BEGIN

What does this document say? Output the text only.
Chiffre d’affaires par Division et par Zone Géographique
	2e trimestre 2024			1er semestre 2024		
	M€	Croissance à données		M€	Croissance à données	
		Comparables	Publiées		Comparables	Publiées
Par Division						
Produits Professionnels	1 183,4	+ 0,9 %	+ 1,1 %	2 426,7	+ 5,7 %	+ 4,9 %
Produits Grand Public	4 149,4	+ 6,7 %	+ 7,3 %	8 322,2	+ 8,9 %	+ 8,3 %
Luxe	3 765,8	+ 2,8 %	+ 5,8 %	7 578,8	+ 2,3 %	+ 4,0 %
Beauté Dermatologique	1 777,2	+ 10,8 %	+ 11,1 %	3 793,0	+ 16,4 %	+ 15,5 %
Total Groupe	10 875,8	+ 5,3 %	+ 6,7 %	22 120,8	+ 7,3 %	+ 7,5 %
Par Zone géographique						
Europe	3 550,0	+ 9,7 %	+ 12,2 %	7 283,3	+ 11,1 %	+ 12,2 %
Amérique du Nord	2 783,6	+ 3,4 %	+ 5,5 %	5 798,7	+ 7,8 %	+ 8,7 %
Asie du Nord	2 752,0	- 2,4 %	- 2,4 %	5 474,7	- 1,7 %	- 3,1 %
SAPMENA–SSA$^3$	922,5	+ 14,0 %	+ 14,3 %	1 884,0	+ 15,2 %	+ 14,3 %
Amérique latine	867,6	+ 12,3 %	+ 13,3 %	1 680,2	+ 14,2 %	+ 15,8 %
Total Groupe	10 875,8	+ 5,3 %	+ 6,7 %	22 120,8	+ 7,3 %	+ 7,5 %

END

◆ **WHAT THE TASK REQUIRES**: Extract the full listing above without alteration.

◆ **THE RESPONSE**:
What does this document say? Output the text only.
Chiffre d’affaires par Division et par Zone Géographique
	2e trimestre 2024			1er semestre 2024		
	M€	Croissance à données		M€	Croissance à données	
		Comparables	Publiées		Comparables	Publiées
Par Division						
Produits Professionnels	1 183,4	+ 0,9 %	+ 1,1 %	2 426,7	+ 5,7 %	+ 4,9 %
Produits Grand Public	4 149,4	+ 6,7 %	+ 7,3 %	8 322,2	+ 8,9 %	+ 8,3 %
Luxe	3 765,8	+ 2,8 %	+ 5,8 %	7 578,8	+ 2,3 %	+ 4,0 %
Beauté Dermatologique	1 777,2	+ 10,8 %	+ 11,1 %	3 793,0	+ 16,4 %	+ 15,5 %
Total Groupe	10 875,8	+ 5,3 %	+ 6,7 %	22 120,8	+ 7,3 %	+ 7,5 %
Par Zone géographique						
Europe	3 550,0	+ 9,7 %	+ 12,2 %	7 283,3	+ 11,1 %	+ 12,2 %
Amérique du Nord	2 783,6	+ 3,4 %	+ 5,5 %	5 798,7	+ 7,8 %	+ 8,7 %
Asie du Nord	2 752,0	- 2,4 %	- 2,4 %	5 474,7	- 1,7 %	- 3,1 %
SAPMENA–SSA$^3$	922,5	+ 14,0 %	+ 14,3 %	1 884,0	+ 15,2 %	+ 14,3 %
Amérique latine	867,6	+ 12,3 %	+ 13,3 %	1 680,2	+ 14,2 %	+ 15,8 %
Total Groupe	10 875,8	+ 5,3 %	+ 6,7 %	22 120,8	+ 7,3 %	+ 7,5 %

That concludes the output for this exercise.